Dataset records

▬▬▬▬▬▬

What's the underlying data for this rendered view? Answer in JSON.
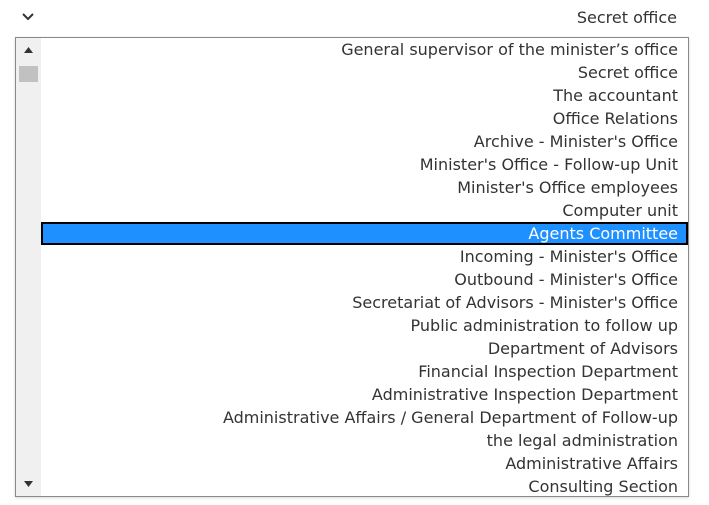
{
  "select": {
    "value": "Secret office"
  },
  "dropdown": {
    "selected_index": 8,
    "options": [
      "General supervisor of the minister’s office",
      "Secret office",
      "The accountant",
      "Office Relations",
      "Archive - Minister's Office",
      "Minister's Office - Follow-up Unit",
      "Minister's Office employees",
      "Computer unit",
      "Agents Committee",
      "Incoming - Minister's Office",
      "Outbound - Minister's Office",
      "Secretariat of Advisors - Minister's Office",
      "Public administration to follow up",
      "Department of Advisors",
      "Financial Inspection Department",
      "Administrative Inspection Department",
      "Administrative Affairs / General Department of Follow-up",
      "the legal administration",
      "Administrative Affairs",
      "Consulting Section"
    ]
  },
  "colors": {
    "highlight": "#1e90ff",
    "text": "#333333",
    "scrollbar_track": "#f0f0f0",
    "scrollbar_thumb": "#c1c1c1"
  },
  "icons": {
    "chevron": "chevron-down-icon",
    "scroll_up": "triangle-up-icon",
    "scroll_down": "triangle-down-icon"
  }
}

▬▬▬▬▬▬

▶ [GOAL OF THE EXERCISE]: Check each line of the records above for "Advisors", and copy those that have it.

▶ [THE SOLUTION]:
      "Secretariat of Advisors - Minister's Office",
      "Department of Advisors",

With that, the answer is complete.